Copy out the whole listing exactly as written, leaving the pictures behind.

● TASK INPUTS:
---*---

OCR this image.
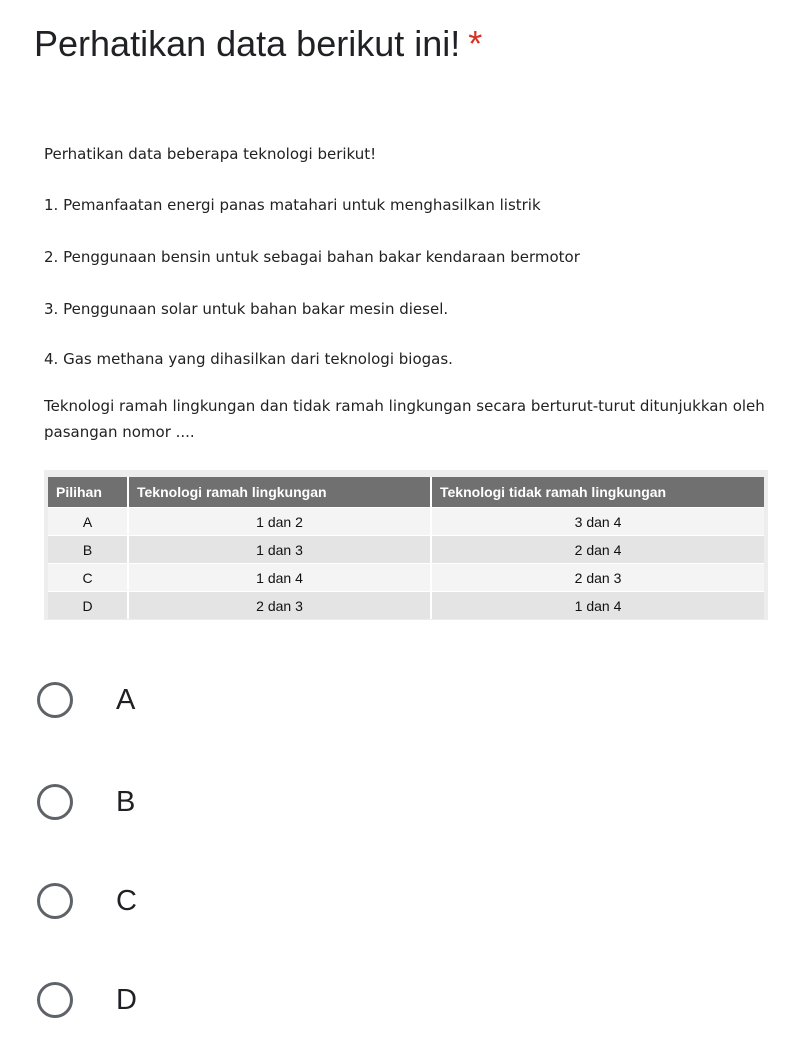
Perhatikan data berikut ini! *

Perhatikan data beberapa teknologi berikut!

1. Pemanfaatan energi panas matahari untuk menghasilkan listrik

2. Penggunaan bensin untuk sebagai bahan bakar kendaraan bermotor

3. Penggunaan solar untuk bahan bakar mesin diesel.

4. Gas methana yang dihasilkan dari teknologi biogas.

Teknologi ramah lingkungan dan tidak ramah lingkungan secara berturut-turut ditunjukkan oleh pasangan nomor ....

Pilihan	Teknologi ramah lingkungan	Teknologi tidak ramah lingkungan
A	1 dan 2	3 dan 4
B	1 dan 3	2 dan 4
C	1 dan 4	2 dan 3
D	2 dan 3	1 dan 4
A
B
C
D
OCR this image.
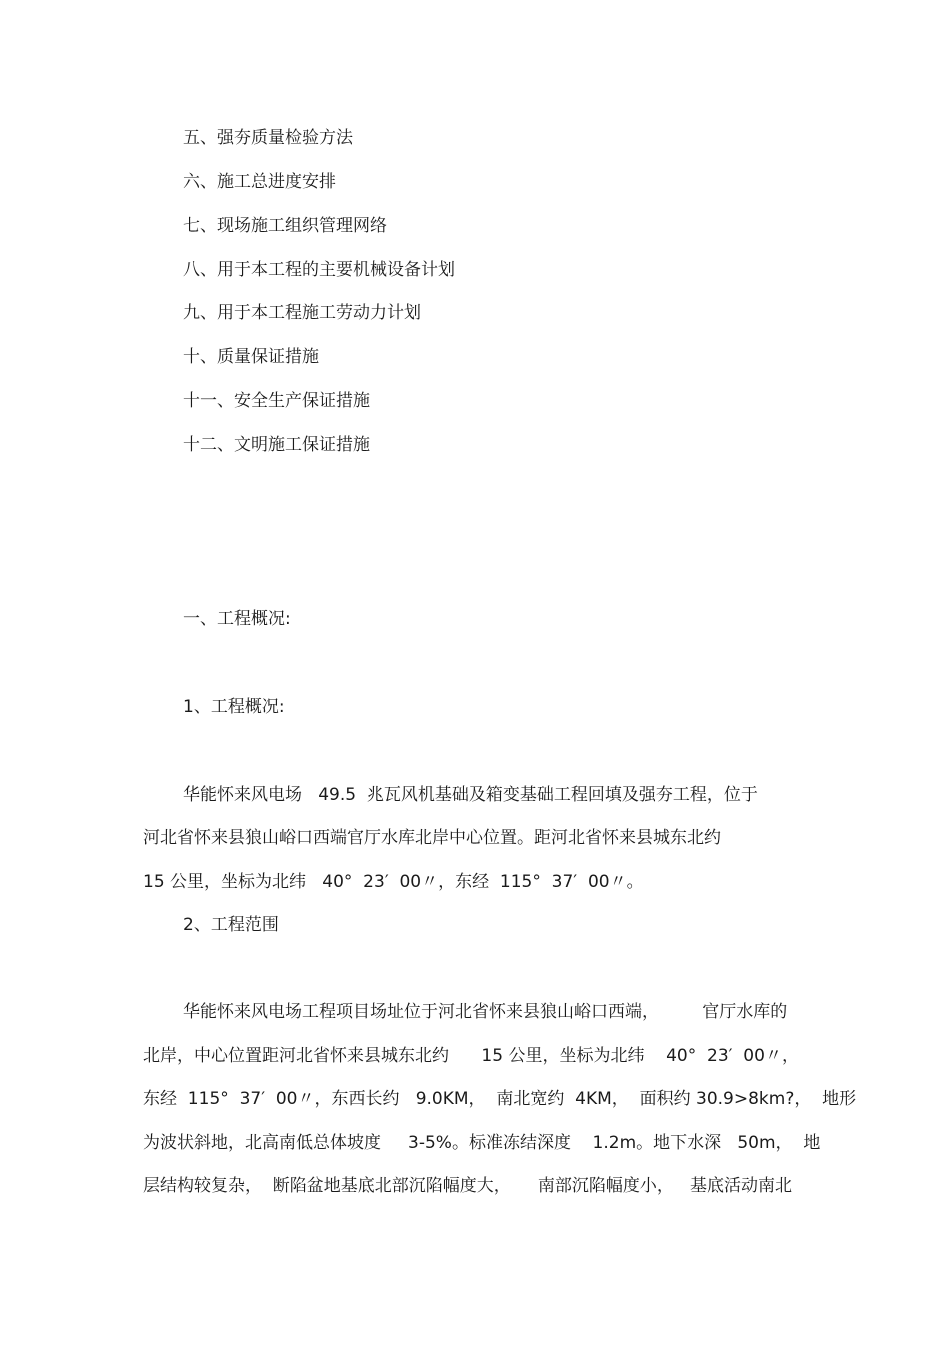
五、强夯质量检验方法
六、施工总进度安排
七、现场施工组织管理网络
八、用于本工程的主要机械设备计划
九、用于本工程施工劳动力计划
十、质量保证措施
十一、安全生产保证措施
十二、文明施工保证措施
一、工程概况:
1、工程概况:
华能怀来风电场   49.5  兆瓦风机基础及箱变基础工程回填及强夯工程，位于
河北省怀来县狼山峪口西端官厅水库北岸中心位置。距河北省怀来县城东北约
15 公里，坐标为北纬   40°  23′  00〃，东经  115°  37′  00〃。
2、工程范围
华能怀来风电场工程项目场址位于河北省怀来县狼山峪口西端，        官厅水库的
北岸，中心位置距河北省怀来县城东北约      15 公里，坐标为北纬    40°  23′  00〃，
东经  115°  37′  00〃，东西长约   9.0KM，  南北宽约  4KM，  面积约 30.9>8km?，  地形
为波状斜地，北高南低总体坡度     3-5%。标准冻结深度    1.2m。地下水深   50m，  地
层结构较复杂，  断陷盆地基底北部沉陷幅度大，     南部沉陷幅度小，   基底活动南北
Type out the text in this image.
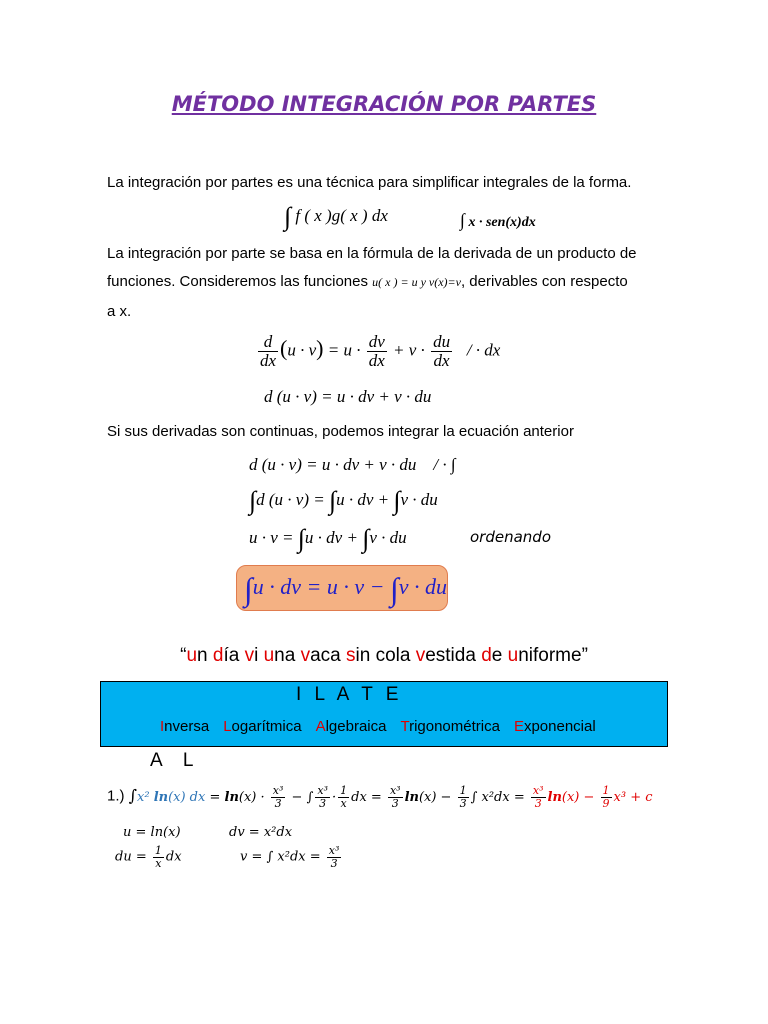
MÉTODO INTEGRACIÓN POR PARTES
La integración por partes es una técnica para simplificar integrales de la forma.
∫ f ( x )g( x ) dx	∫ x · sen(x)dx
La integración por parte se basa en la fórmula de la derivada de un producto de
funciones. Consideremos las funciones u( x ) = u y v(x)=v, derivables con respecto
a x.
$\frac{d}{dx} (u \cdot v) = u \cdot \frac{dv}{dx} + v \cdot \frac{du}{dx}$ / · dx
d (u · v) = u · dv + v · du
Si sus derivadas son continuas, podemos integrar la ecuación anterior
d (u · v) = u · dv + v · du / · ∫
∫d (u · v) = ∫u · dv + ∫v · du
u · v = ∫u · dv + ∫v · du	ordenando
∫u · dv = u · v − ∫v · du
“un día vi una vaca sin cola vestida de uniforme”
I L A T E
Inversa Logarítmica Algebraica Trigonométrica Exponencial
A L
1.) ∫x² ln(x) dx = $\ln(x) \cdot \frac{\text{x³}}{3}$ − ∫ $\frac{\text{x³}}{3} \cdot \frac{1}{x}$ dx = $\frac{\text{x³}}{3} \ln(x) - \frac{1}{3}$ ∫ $x^2dx = \frac{\text{x³}}{3} \ln(x) - \frac{1}{9} x^3 + c$
u = ln(x)	dv = x²dx
du = $\frac{1}{x}$ dx	v = ∫ $x^2dx = \frac{\text{x³}}{3}$
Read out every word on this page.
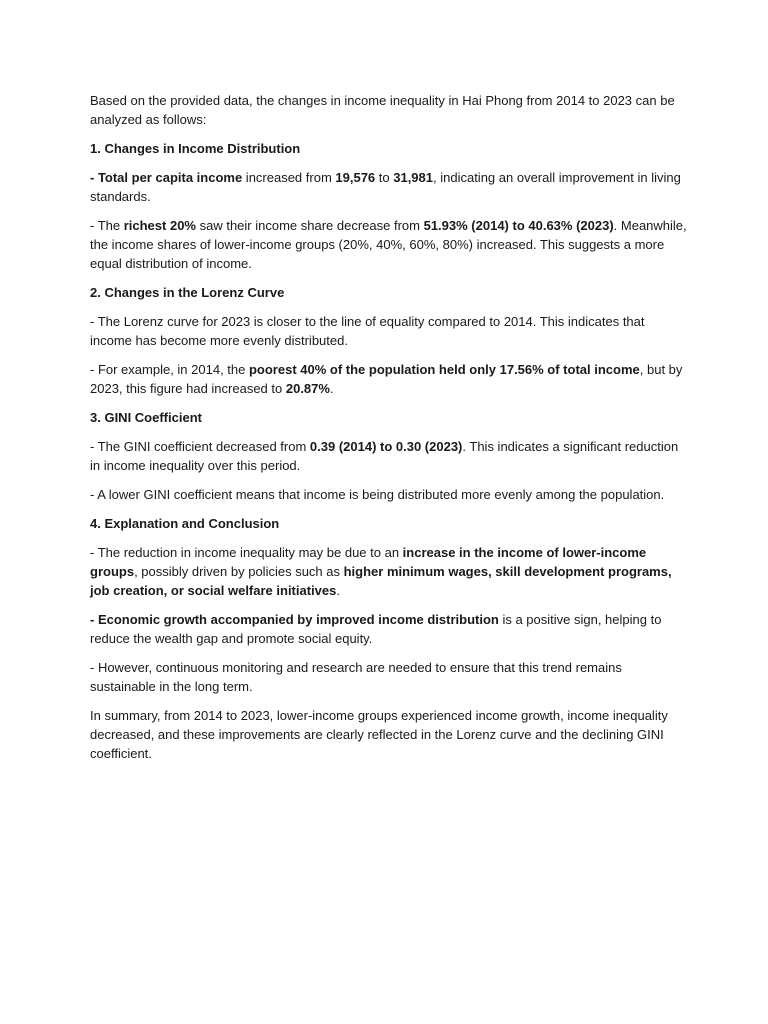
Based on the provided data, the changes in income inequality in Hai Phong from 2014 to 2023 can be analyzed as follows:

1. Changes in Income Distribution

- Total per capita income increased from 19,576 to 31,981, indicating an overall improvement in living standards.

- The richest 20% saw their income share decrease from 51.93% (2014) to 40.63% (2023). Meanwhile, the income shares of lower-income groups (20%, 40%, 60%, 80%) increased. This suggests a more equal distribution of income.

2. Changes in the Lorenz Curve

- The Lorenz curve for 2023 is closer to the line of equality compared to 2014. This indicates that income has become more evenly distributed.

- For example, in 2014, the poorest 40% of the population held only 17.56% of total income, but by 2023, this figure had increased to 20.87%.

3. GINI Coefficient

- The GINI coefficient decreased from 0.39 (2014) to 0.30 (2023). This indicates a significant reduction in income inequality over this period.

- A lower GINI coefficient means that income is being distributed more evenly among the population.

4. Explanation and Conclusion

- The reduction in income inequality may be due to an increase in the income of lower-income groups, possibly driven by policies such as higher minimum wages, skill development programs, job creation, or social welfare initiatives.

- Economic growth accompanied by improved income distribution is a positive sign, helping to reduce the wealth gap and promote social equity.

- However, continuous monitoring and research are needed to ensure that this trend remains sustainable in the long term.

In summary, from 2014 to 2023, lower-income groups experienced income growth, income inequality decreased, and these improvements are clearly reflected in the Lorenz curve and the declining GINI coefficient.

---*---

● OUTPUT OF THE EXERCISE:
OCR this image.
Perhatikan data berikut ini! *

Perhatikan data beberapa teknologi berikut!

1. Pemanfaatan energi panas matahari untuk menghasilkan listrik

2. Penggunaan bensin untuk sebagai bahan bakar kendaraan bermotor

3. Penggunaan solar untuk bahan bakar mesin diesel.

4. Gas methana yang dihasilkan dari teknologi biogas.

Teknologi ramah lingkungan dan tidak ramah lingkungan secara berturut-turut ditunjukkan oleh pasangan nomor ....

Pilihan	Teknologi ramah lingkungan	Teknologi tidak ramah lingkungan
A	1 dan 2	3 dan 4
B	1 dan 3	2 dan 4
C	1 dan 4	2 dan 3
D	2 dan 3	1 dan 4
A
B
C
D
OCR this image.
五、强夯质量检验方法
六、施工总进度安排
七、现场施工组织管理网络
八、用于本工程的主要机械设备计划
九、用于本工程施工劳动力计划
十、质量保证措施
十一、安全生产保证措施
十二、文明施工保证措施
一、工程概况:
1、工程概况:
华能怀来风电场   49.5  兆瓦风机基础及箱变基础工程回填及强夯工程，位于
河北省怀来县狼山峪口西端官厅水库北岸中心位置。距河北省怀来县城东北约
15 公里，坐标为北纬   40°  23′  00〃，东经  115°  37′  00〃。
2、工程范围
华能怀来风电场工程项目场址位于河北省怀来县狼山峪口西端，        官厅水库的
北岸，中心位置距河北省怀来县城东北约      15 公里，坐标为北纬    40°  23′  00〃，
东经  115°  37′  00〃，东西长约   9.0KM，  南北宽约  4KM，  面积约 30.9>8km?，  地形
为波状斜地，北高南低总体坡度     3-5%。标准冻结深度    1.2m。地下水深   50m，  地
层结构较复杂，  断陷盆地基底北部沉陷幅度大，     南部沉陷幅度小，   基底活动南北
Type out the text in this image.
MÉTODO INTEGRACIÓN POR PARTES
La integración por partes es una técnica para simplificar integrales de la forma.
∫ f ( x )g( x ) dx	∫ x · sen(x)dx
La integración por parte se basa en la fórmula de la derivada de un producto de
funciones. Consideremos las funciones u( x ) = u y v(x)=v, derivables con respecto
a x.
$\frac{d}{dx} (u \cdot v) = u \cdot \frac{dv}{dx} + v \cdot \frac{du}{dx}$ / · dx
d (u · v) = u · dv + v · du
Si sus derivadas son continuas, podemos integrar la ecuación anterior
d (u · v) = u · dv + v · du / · ∫
∫d (u · v) = ∫u · dv + ∫v · du
u · v = ∫u · dv + ∫v · du	ordenando
∫u · dv = u · v − ∫v · du
“un día vi una vaca sin cola vestida de uniforme”
I L A T E
Inversa Logarítmica Algebraica Trigonométrica Exponencial
A L
1.) ∫x² ln(x) dx = $\ln(x) \cdot \frac{\text{x³}}{3}$ − ∫ $\frac{\text{x³}}{3} \cdot \frac{1}{x}$ dx = $\frac{\text{x³}}{3} \ln(x) - \frac{1}{3}$ ∫ $x^2dx = \frac{\text{x³}}{3} \ln(x) - \frac{1}{9} x^3 + c$
u = ln(x)	dv = x²dx
du = $\frac{1}{x}$ dx	v = ∫ $x^2dx = \frac{\text{x³}}{3}$
Read out every word on this page.
Based on the provided data, the changes in income inequality in Hai Phong from 2014 to 2023 can be analyzed as follows:

1. Changes in Income Distribution

- Total per capita income increased from 19,576 to 31,981, indicating an overall improvement in living standards.

- The richest 20% saw their income share decrease from 51.93% (2014) to 40.63% (2023). Meanwhile, the income shares of lower-income groups (20%, 40%, 60%, 80%) increased. This suggests a more equal distribution of income.

2. Changes in the Lorenz Curve

- The Lorenz curve for 2023 is closer to the line of equality compared to 2014. This indicates that income has become more evenly distributed.

- For example, in 2014, the poorest 40% of the population held only 17.56% of total income, but by 2023, this figure had increased to 20.87%.

3. GINI Coefficient

- The GINI coefficient decreased from 0.39 (2014) to 0.30 (2023). This indicates a significant reduction in income inequality over this period.

- A lower GINI coefficient means that income is being distributed more evenly among the population.

4. Explanation and Conclusion

- The reduction in income inequality may be due to an increase in the income of lower-income groups, possibly driven by policies such as higher minimum wages, skill development programs, job creation, or social welfare initiatives.

- Economic growth accompanied by improved income distribution is a positive sign, helping to reduce the wealth gap and promote social equity.

- However, continuous monitoring and research are needed to ensure that this trend remains sustainable in the long term.

In summary, from 2014 to 2023, lower-income groups experienced income growth, income inequality decreased, and these improvements are clearly reflected in the Lorenz curve and the declining GINI coefficient.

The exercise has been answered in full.